From the entries below, extract every line that includes the word "grid".

Raw records:
***

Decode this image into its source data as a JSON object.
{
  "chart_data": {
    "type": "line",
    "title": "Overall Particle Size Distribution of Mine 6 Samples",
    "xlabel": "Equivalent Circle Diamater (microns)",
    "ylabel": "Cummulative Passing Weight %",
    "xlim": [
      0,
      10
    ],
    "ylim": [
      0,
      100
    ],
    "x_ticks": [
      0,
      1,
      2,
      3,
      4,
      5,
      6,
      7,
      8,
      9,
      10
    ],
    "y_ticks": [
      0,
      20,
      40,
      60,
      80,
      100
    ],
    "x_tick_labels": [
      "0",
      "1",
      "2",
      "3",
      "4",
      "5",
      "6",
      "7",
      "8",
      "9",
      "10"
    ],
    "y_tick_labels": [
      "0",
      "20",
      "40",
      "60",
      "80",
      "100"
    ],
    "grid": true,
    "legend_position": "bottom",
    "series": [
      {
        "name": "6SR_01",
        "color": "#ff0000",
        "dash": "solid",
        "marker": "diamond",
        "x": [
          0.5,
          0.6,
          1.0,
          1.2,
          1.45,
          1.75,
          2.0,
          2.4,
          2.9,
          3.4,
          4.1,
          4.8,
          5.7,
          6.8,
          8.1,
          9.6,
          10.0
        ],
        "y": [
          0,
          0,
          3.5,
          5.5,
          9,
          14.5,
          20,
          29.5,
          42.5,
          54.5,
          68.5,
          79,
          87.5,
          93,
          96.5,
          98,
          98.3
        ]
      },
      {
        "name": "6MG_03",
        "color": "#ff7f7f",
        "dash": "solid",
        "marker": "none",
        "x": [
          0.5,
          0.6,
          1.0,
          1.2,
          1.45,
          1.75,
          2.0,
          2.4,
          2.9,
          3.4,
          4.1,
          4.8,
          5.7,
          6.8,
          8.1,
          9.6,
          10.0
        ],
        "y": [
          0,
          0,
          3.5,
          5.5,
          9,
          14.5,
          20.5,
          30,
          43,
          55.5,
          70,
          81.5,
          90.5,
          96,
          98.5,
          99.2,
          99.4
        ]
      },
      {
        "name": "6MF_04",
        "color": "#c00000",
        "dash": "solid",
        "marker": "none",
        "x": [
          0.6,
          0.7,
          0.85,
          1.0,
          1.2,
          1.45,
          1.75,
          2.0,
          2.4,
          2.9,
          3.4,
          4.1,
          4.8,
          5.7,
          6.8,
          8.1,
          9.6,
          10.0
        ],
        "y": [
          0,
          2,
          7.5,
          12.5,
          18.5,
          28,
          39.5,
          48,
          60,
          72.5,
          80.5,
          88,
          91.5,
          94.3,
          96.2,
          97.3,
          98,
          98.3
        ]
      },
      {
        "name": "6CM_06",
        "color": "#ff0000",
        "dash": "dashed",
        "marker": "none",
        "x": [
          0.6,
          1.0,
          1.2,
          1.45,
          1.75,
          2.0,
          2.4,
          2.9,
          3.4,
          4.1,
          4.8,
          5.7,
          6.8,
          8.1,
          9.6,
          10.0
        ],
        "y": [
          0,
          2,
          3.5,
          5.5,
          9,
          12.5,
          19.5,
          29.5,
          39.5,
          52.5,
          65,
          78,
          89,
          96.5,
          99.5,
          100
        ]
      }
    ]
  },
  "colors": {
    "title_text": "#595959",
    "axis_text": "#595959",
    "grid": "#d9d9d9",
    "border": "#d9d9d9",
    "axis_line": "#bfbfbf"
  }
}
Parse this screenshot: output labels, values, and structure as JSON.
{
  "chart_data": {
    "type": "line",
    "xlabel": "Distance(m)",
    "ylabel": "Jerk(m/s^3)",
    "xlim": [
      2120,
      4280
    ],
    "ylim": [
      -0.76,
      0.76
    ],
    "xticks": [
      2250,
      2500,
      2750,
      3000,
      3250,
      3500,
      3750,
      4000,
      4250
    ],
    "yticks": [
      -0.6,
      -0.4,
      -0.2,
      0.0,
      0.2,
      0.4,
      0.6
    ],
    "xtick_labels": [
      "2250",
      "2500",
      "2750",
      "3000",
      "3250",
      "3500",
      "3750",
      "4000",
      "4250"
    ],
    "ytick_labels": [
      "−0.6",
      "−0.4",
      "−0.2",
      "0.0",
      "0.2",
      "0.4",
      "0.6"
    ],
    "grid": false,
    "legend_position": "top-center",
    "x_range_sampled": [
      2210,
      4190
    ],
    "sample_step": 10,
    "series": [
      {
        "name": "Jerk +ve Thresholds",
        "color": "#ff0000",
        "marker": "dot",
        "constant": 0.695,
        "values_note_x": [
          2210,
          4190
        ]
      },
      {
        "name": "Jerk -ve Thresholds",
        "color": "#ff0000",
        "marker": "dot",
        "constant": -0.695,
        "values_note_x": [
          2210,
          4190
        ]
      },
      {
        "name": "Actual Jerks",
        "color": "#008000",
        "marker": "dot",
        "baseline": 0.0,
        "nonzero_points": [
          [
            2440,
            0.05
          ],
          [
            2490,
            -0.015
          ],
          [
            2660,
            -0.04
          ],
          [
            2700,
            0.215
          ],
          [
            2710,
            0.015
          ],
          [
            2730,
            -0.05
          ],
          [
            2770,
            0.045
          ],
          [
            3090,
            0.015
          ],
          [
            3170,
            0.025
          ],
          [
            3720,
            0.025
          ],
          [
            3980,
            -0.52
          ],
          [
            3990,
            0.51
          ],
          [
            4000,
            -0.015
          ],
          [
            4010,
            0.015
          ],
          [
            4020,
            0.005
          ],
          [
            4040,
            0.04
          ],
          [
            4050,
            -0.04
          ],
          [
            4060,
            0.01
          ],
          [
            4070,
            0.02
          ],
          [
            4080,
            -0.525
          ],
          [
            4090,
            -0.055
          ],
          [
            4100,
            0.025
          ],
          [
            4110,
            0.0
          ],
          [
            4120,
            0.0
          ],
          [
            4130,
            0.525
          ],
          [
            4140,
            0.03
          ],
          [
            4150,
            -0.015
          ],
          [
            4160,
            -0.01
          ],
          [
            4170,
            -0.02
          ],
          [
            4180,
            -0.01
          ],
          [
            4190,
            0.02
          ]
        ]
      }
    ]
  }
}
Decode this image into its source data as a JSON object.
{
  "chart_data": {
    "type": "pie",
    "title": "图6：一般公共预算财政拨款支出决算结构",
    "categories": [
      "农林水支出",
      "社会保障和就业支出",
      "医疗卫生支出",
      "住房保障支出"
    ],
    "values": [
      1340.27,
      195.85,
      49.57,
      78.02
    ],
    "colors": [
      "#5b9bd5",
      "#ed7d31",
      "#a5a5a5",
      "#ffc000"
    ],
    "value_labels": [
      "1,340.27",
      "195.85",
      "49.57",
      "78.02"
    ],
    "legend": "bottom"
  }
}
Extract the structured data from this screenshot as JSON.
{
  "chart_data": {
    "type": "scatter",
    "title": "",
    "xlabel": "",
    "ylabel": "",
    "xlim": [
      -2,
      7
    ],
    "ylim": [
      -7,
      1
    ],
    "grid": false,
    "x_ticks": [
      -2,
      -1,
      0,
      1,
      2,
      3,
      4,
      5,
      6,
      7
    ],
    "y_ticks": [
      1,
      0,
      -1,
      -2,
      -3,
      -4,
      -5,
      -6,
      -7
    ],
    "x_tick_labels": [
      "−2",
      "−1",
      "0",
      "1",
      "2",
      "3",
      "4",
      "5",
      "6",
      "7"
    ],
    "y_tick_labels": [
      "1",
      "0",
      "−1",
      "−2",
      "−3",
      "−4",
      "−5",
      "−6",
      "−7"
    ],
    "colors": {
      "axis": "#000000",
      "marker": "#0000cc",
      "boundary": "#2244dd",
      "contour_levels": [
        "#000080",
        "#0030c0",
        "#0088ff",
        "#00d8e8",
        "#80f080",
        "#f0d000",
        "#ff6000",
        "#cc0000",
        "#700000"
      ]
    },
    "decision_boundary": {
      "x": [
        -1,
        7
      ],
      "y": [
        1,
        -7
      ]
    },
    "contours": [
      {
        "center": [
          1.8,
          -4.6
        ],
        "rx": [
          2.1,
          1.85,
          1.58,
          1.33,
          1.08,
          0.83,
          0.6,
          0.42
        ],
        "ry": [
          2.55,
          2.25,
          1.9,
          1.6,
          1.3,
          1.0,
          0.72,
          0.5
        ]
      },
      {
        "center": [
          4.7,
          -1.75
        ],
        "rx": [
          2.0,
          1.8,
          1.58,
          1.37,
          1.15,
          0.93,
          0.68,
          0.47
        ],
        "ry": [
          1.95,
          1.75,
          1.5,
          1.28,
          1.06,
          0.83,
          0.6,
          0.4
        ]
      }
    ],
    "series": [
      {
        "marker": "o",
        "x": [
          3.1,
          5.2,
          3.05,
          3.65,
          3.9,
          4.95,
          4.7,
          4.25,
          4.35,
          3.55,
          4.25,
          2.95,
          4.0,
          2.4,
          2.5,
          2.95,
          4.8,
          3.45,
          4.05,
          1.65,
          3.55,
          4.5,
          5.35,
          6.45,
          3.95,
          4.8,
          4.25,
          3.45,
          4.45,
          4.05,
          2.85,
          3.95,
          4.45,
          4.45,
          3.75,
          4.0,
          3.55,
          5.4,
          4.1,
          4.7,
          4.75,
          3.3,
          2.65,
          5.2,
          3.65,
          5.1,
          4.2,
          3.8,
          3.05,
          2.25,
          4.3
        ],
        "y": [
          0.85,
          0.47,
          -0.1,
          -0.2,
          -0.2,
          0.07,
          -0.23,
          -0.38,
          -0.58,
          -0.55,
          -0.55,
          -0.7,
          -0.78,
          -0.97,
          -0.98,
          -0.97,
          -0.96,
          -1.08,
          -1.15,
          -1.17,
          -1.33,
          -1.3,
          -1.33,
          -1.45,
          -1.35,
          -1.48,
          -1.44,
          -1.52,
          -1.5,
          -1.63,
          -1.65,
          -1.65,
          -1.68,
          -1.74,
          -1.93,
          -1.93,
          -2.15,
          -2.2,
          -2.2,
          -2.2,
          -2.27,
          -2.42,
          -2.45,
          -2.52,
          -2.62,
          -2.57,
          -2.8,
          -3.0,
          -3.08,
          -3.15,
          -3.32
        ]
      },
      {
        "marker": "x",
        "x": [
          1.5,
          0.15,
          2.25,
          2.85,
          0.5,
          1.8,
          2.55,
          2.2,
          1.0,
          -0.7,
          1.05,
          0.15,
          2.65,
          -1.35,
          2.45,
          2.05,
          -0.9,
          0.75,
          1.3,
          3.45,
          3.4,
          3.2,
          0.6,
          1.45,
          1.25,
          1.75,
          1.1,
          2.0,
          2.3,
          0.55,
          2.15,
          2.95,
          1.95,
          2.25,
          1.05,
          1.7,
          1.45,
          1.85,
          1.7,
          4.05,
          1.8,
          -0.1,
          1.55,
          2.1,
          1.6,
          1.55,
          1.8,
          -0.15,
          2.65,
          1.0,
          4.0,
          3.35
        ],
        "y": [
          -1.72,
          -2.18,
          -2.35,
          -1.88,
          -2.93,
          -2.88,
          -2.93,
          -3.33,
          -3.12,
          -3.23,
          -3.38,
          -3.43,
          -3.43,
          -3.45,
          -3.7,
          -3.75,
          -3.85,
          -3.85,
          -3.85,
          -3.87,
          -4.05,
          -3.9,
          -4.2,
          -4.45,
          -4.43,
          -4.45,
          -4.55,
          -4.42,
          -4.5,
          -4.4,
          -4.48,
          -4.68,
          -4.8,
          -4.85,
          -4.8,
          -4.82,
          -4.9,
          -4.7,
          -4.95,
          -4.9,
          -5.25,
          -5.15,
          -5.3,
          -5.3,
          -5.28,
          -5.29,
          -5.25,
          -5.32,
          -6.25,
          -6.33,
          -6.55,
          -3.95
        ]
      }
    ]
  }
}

***

Result for this task:
    "grid": true,
    "grid": "#d9d9d9",
    "grid": false,
    "grid": false,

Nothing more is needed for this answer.